Task details:
Of the lines in the entries below, state how many hold the word "Future". Say nothing else.

Records:

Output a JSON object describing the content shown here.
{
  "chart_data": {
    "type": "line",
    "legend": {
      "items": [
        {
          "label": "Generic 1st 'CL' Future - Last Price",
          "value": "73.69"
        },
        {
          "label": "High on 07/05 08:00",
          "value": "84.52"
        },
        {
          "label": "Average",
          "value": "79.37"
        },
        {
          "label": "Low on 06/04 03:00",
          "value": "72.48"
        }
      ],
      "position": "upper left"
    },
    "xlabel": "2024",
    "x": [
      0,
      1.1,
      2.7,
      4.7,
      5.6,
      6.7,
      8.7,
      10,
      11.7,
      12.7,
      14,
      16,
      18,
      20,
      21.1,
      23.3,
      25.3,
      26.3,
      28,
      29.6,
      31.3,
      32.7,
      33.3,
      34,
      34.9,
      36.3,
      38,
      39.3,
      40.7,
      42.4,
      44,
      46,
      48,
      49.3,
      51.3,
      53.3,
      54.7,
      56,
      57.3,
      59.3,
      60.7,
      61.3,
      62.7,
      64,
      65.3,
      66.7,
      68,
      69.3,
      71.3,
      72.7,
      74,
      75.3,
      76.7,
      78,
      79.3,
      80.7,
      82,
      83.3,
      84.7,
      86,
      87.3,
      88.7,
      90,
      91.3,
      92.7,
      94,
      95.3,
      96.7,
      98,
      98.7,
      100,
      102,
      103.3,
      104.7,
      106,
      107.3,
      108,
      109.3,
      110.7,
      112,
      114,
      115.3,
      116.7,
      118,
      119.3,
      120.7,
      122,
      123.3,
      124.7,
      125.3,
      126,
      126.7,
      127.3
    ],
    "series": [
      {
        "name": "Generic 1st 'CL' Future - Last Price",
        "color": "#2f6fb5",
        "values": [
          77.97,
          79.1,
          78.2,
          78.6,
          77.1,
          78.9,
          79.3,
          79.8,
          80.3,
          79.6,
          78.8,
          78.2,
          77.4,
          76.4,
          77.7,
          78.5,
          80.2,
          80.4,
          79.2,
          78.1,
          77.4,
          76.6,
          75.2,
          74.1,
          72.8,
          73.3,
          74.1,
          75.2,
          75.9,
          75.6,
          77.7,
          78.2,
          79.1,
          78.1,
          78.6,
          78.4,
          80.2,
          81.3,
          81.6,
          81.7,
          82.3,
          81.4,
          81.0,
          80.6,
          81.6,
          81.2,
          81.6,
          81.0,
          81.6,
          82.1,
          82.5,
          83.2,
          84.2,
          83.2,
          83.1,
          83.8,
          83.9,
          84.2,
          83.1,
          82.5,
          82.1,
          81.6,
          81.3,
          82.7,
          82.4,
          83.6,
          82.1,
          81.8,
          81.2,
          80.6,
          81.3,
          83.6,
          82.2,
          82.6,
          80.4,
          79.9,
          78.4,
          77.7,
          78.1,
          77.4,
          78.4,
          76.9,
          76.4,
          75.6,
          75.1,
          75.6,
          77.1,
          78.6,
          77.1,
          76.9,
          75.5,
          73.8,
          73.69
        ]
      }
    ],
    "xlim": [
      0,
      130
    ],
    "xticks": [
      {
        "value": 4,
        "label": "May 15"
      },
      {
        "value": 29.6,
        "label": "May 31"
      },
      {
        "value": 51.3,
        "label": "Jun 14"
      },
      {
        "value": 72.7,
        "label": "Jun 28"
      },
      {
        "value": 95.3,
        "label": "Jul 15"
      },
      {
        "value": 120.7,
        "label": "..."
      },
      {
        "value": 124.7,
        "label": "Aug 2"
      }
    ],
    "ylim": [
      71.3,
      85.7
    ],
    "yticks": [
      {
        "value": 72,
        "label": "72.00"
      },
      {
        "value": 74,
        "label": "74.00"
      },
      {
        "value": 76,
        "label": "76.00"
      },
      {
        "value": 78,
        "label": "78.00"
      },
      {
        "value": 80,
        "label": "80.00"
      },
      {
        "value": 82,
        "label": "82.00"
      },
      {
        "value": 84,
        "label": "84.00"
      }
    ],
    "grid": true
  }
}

Worked solution:
2